OBJECTIVE: Report, word for word, every line of the material that contains "JSON".

SUPPLIED RECORDS:
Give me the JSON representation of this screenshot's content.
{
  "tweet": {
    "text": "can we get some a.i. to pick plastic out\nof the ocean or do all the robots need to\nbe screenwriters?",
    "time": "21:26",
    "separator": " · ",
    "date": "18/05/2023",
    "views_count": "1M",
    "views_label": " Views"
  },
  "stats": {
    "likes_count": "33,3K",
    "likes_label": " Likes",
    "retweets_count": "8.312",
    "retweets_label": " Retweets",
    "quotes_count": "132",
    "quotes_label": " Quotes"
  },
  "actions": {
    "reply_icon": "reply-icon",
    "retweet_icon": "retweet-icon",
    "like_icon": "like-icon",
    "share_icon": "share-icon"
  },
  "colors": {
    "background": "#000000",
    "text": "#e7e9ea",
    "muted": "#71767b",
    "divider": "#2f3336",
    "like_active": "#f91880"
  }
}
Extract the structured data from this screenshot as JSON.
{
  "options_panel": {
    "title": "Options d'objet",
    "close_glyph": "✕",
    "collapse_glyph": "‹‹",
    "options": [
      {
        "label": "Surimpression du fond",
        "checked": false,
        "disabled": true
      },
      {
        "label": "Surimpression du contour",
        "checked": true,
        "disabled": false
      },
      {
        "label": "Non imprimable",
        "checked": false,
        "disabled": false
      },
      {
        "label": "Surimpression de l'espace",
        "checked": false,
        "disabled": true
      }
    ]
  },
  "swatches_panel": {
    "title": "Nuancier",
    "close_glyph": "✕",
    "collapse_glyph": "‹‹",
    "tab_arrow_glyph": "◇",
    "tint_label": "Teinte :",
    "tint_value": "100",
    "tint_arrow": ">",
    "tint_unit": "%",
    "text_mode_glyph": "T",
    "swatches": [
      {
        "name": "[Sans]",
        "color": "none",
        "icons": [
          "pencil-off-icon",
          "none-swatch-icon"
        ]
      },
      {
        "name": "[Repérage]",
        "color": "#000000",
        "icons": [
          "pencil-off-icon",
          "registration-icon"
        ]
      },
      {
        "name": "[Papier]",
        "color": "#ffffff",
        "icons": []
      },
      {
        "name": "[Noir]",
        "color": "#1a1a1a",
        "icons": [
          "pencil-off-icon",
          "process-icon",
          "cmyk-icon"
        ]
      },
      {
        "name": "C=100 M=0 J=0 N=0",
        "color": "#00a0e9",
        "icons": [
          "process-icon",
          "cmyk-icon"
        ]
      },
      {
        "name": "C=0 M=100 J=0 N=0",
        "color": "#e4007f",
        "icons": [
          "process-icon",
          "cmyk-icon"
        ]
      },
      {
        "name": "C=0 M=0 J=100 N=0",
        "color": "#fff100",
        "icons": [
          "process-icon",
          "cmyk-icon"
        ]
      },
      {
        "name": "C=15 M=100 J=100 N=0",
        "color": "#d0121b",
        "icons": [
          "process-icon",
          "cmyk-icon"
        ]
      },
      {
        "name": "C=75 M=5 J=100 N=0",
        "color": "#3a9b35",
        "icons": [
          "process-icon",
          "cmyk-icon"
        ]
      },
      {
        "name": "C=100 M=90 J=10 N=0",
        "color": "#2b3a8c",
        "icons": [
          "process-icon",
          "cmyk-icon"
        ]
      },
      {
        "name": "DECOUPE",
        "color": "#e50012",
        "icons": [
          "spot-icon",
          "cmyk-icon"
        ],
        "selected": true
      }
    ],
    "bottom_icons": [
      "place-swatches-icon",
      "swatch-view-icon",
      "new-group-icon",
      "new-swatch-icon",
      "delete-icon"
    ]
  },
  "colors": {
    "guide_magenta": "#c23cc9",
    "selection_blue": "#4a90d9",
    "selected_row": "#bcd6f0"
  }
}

ANSWER TO THE TASK:
Give me the JSON representation of this screenshot's content.
Extract the structured data from this screenshot as JSON.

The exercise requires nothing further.